> _Aim of the task_
Lines containing the string "this" are to be collected in full.

--------

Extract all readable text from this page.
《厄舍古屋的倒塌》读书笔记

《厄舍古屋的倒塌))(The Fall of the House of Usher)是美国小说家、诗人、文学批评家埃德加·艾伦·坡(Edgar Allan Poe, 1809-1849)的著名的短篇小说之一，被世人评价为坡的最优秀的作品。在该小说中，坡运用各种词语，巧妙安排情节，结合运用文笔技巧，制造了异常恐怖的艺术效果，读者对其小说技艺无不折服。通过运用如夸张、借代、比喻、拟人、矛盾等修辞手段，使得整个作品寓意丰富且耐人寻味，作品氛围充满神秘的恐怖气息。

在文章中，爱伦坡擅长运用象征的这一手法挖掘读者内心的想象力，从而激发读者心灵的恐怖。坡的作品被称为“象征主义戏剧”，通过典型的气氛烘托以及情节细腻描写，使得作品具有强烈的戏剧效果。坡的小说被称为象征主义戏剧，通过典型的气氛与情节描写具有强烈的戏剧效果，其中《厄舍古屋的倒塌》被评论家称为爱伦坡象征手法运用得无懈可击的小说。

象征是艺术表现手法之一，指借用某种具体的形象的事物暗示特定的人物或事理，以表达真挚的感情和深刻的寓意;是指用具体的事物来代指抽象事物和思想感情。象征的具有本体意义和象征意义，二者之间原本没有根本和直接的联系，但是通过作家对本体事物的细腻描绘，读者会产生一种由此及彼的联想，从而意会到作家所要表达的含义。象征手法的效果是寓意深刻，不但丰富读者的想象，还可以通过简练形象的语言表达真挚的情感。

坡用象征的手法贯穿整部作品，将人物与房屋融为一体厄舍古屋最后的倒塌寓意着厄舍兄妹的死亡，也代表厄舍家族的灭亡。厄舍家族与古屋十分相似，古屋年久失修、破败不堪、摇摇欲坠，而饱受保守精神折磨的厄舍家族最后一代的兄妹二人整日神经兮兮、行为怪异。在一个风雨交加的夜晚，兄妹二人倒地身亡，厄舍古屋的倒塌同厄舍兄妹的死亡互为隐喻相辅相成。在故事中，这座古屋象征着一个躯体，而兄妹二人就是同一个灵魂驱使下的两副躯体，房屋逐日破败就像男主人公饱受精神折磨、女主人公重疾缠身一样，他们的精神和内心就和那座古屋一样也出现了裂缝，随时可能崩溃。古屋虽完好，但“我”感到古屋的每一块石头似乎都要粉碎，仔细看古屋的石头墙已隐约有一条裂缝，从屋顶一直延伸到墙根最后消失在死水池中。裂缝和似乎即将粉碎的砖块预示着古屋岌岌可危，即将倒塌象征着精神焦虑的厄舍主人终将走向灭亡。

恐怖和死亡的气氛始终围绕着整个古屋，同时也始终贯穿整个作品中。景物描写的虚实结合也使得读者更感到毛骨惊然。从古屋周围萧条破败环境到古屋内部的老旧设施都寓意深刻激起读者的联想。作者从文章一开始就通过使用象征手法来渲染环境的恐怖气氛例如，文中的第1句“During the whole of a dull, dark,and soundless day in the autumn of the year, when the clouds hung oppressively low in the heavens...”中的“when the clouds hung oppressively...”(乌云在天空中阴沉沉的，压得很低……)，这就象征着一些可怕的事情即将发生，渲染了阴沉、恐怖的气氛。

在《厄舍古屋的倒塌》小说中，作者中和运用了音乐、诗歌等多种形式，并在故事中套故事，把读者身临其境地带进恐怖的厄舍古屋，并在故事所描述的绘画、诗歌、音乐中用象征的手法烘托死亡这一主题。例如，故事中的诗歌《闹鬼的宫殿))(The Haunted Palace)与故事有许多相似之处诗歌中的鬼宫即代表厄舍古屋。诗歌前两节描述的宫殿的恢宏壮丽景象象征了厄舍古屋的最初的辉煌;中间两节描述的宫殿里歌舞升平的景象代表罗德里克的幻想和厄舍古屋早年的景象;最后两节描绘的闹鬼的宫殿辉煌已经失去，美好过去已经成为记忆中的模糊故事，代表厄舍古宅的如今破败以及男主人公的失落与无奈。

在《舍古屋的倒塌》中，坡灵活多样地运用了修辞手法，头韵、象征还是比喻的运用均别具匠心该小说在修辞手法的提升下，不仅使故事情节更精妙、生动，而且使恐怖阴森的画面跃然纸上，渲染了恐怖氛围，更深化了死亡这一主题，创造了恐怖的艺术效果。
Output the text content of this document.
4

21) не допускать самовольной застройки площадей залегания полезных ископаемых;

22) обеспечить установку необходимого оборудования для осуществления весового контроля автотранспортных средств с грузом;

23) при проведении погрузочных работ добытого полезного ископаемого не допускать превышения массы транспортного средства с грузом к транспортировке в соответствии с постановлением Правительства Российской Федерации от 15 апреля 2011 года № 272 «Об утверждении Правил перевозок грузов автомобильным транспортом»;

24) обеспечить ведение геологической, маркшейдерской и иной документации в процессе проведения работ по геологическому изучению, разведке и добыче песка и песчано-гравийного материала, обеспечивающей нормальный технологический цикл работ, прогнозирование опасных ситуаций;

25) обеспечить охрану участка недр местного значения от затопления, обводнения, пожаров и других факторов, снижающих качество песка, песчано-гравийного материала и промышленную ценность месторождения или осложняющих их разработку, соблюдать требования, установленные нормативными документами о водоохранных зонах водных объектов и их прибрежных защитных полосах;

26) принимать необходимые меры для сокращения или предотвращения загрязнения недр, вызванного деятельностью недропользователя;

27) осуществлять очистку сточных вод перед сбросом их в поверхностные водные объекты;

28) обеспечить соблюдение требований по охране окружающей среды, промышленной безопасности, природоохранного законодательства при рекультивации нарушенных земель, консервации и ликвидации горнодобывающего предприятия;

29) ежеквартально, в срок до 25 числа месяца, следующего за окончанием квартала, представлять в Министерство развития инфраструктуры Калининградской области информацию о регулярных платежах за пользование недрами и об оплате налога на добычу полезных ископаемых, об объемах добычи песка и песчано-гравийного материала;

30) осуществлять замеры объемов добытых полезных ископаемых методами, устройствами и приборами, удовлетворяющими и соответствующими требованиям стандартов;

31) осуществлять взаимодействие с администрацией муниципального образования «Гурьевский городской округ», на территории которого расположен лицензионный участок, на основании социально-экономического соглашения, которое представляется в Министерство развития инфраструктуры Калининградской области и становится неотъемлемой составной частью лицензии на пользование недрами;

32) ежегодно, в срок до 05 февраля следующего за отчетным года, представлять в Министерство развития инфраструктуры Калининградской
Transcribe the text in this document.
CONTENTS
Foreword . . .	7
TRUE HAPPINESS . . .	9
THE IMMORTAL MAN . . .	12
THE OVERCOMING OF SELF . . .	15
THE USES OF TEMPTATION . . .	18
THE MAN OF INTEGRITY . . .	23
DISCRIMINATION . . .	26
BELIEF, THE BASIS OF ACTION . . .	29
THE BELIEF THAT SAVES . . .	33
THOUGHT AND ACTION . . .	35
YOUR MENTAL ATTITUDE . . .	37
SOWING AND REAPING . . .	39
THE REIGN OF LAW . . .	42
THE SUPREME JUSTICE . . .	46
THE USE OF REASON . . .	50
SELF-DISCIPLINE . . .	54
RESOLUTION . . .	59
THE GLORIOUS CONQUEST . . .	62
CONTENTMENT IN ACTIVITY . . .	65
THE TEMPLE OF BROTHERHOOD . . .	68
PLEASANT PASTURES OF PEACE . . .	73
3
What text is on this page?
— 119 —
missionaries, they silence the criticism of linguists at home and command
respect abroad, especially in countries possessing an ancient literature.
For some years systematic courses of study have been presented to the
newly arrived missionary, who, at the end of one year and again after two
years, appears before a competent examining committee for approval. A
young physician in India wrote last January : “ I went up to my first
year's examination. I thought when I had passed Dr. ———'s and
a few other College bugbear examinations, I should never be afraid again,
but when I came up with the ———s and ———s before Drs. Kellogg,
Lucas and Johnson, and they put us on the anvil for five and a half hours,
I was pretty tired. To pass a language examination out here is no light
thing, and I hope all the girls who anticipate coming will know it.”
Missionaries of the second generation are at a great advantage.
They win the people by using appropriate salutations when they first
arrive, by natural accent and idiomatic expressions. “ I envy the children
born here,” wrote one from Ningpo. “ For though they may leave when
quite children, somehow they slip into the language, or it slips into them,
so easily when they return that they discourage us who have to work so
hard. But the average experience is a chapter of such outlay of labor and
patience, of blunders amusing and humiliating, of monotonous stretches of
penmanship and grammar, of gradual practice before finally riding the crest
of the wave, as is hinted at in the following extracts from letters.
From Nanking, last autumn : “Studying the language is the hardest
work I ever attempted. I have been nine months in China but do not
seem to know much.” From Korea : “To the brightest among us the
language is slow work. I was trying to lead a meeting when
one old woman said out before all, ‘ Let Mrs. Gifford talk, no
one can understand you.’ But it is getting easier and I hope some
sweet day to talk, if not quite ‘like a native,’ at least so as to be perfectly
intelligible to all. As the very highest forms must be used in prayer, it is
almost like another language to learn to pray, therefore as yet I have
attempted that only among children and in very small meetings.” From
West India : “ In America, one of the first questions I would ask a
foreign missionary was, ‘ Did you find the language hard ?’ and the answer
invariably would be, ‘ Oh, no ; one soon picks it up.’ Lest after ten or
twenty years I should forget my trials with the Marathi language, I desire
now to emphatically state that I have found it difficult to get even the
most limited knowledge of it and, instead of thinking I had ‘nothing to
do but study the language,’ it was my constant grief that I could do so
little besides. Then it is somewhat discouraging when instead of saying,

--------

> _Exercise output_
Extract all readable text from this page.
Output the text content of this document.
Transcribe the text in this document.
What text is on this page?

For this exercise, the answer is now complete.